Records about charts and figures
────

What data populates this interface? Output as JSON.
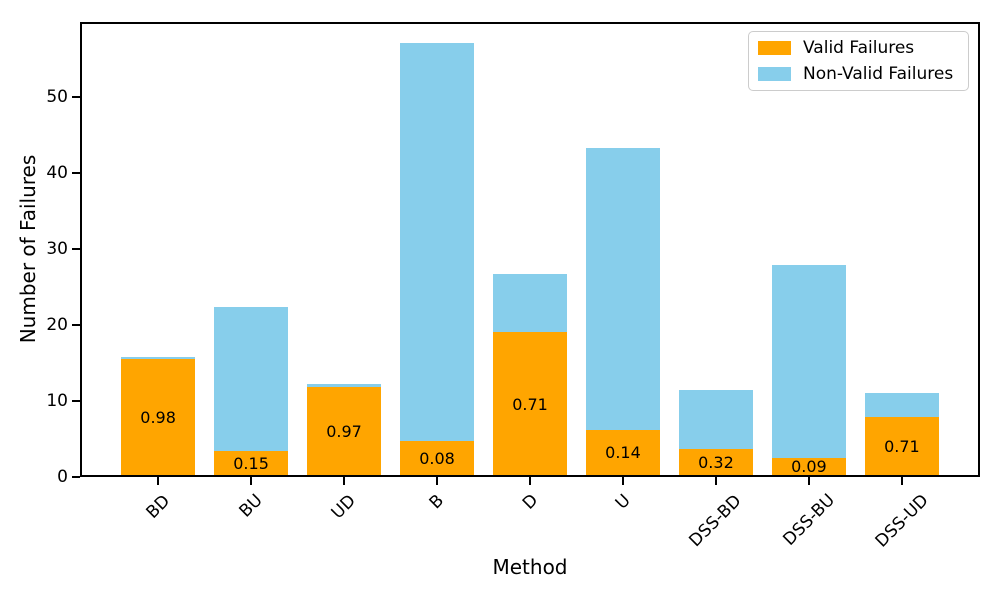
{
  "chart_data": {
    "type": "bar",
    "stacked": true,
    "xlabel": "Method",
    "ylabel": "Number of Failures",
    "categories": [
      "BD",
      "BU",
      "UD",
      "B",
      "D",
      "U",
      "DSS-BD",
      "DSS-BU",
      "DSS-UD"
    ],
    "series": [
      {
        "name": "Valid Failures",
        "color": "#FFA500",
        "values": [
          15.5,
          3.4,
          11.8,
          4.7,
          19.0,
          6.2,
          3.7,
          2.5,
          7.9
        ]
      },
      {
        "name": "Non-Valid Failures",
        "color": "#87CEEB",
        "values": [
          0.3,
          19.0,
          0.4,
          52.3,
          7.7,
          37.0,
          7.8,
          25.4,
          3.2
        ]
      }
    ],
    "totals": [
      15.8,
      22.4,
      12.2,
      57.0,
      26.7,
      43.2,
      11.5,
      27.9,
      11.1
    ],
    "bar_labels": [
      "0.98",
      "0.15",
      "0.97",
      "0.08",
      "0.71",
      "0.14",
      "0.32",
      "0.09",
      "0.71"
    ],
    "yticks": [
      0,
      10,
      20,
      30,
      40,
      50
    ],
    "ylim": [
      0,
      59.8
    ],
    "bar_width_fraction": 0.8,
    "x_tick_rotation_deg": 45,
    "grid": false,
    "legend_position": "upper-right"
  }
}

────

Task brief - Working from the listing above, pick out every line that has "Valid" and copy it.

Task response -
        "name": "Valid Failures",
        "name": "Non-Valid Failures",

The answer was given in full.